[RFC] amd_uncore/rapl: Add per-core energy tracking support for AMD

From: Wyes Karny
Date: Mon Sep 11 2023 - 17:10:39 EST


Introduce distinct energy monitoring event in the amd_uncore driver to
accommodate per-core power consumption readings. Unlike the existing
energy-cores event in the power PMU, which aggregates power data per
socket/package [1], this new event aligns with AMD's per-core RAPL counters.
This change caters to the need for separate power consumption
measurements for individual cores.

______

● **Exercise tasks**:
• A. According to the AMD per-core energy patch, how does the existing energy-cores event in the power PMU aggregate power data?
• B. Please pick up the AMD per-core energy patch description after its final sentence and carry it on.

● **Extracted material**:

______

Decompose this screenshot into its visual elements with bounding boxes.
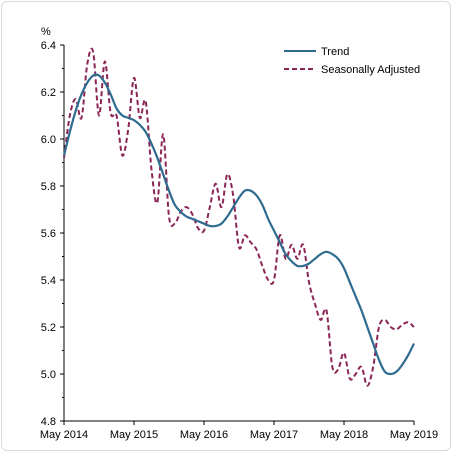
legend: Trend Seasonally Adjusted <box>284 46 420 76</box>
y-tick-label: 6.2 <box>41 87 56 99</box>
x-tick-label: May 2019 <box>390 429 438 441</box>
series-seasonally-adjusted-line <box>63 47 415 387</box>
series-trend-line <box>62 73 415 376</box>
x-tick-label: May 2016 <box>180 429 228 441</box>
x-tick-label: May 2014 <box>40 429 88 441</box>
y-tick-label: 4.8 <box>41 416 56 428</box>
y-tick-label: 6.4 <box>41 40 56 52</box>
y-tick-label: 5.0 <box>41 369 56 381</box>
y-tick-label: 6.0 <box>41 134 56 146</box>
y-tick-label: 5.8 <box>41 181 56 193</box>
x-tick-label: May 2018 <box>320 429 368 441</box>
y-axis-label: % <box>41 26 51 38</box>
y-axis-ticks: 4.8 5.0 5.2 5.4 5.6 5.8 6.0 6.2 6.4 <box>41 40 64 428</box>
series-lines <box>62 47 415 387</box>
legend-label-trend: Trend <box>321 46 349 58</box>
x-tick-label: May 2017 <box>250 429 298 441</box>
legend-label-seasonally-adjusted: Seasonally Adjusted <box>321 64 420 76</box>
y-tick-label: 5.4 <box>41 275 56 287</box>
y-tick-label: 5.6 <box>41 228 56 240</box>
axes <box>63 45 414 422</box>
y-tick-label: 5.2 <box>41 322 56 334</box>
x-tick-label: May 2015 <box>110 429 158 441</box>
x-axis-ticks: May 2014 May 2015 May 2016 May 2017 May 2018… <box>40 421 438 441</box>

______

● **Final answers**:
• A. Per socket/package.

• B.
Running a workload pinned to CPU 1 give below output with perf stat:

$sudo perf stat --per-core -C 0-7 -I 1000 -e amd_rapl/energy-cores/

time core cpus counts unit events
17.176191314 S0-D0-C0 1 0.02 Joules amd_rapl/energy-cores/
17.176191314 S0-D0-C1 1 4.35 Joules amd_rapl/energy-cores/
17.176191314 S0-D0-C2 1 0.02 Joules amd_rapl/energy-cores/
17.176191314 S0-D0-C3 1 0.02 Joules amd_rapl/energy-cores/
17.176191314 S0-D0-C4 1 0.02 Joules amd_rapl/energy-cores/
17.176191314 S0-D0-C5 1 0.02 Joules amd_rapl/energy-cores/
17.176191314 S0-D0-C6 1 0.02 Joules amd_rapl/energy-cores/
17.176191314 S0-D0-C7 1 0.02 Joules amd_rapl/energy-cores/

[1]: https://lore.kernel.org/lkml/3e766f0e-37d4-0f82-3868-31b14228868d@xxxxxxxxxxxxxxx/

Signed-off-by: Wyes Karny <wyes.karny@xxxxxxx>
---
arch/x86/events/amd/uncore.c | 213 +++++++++++++++++++++++++++++++++--
1 file changed, 202 insertions(+), 11 deletions(-)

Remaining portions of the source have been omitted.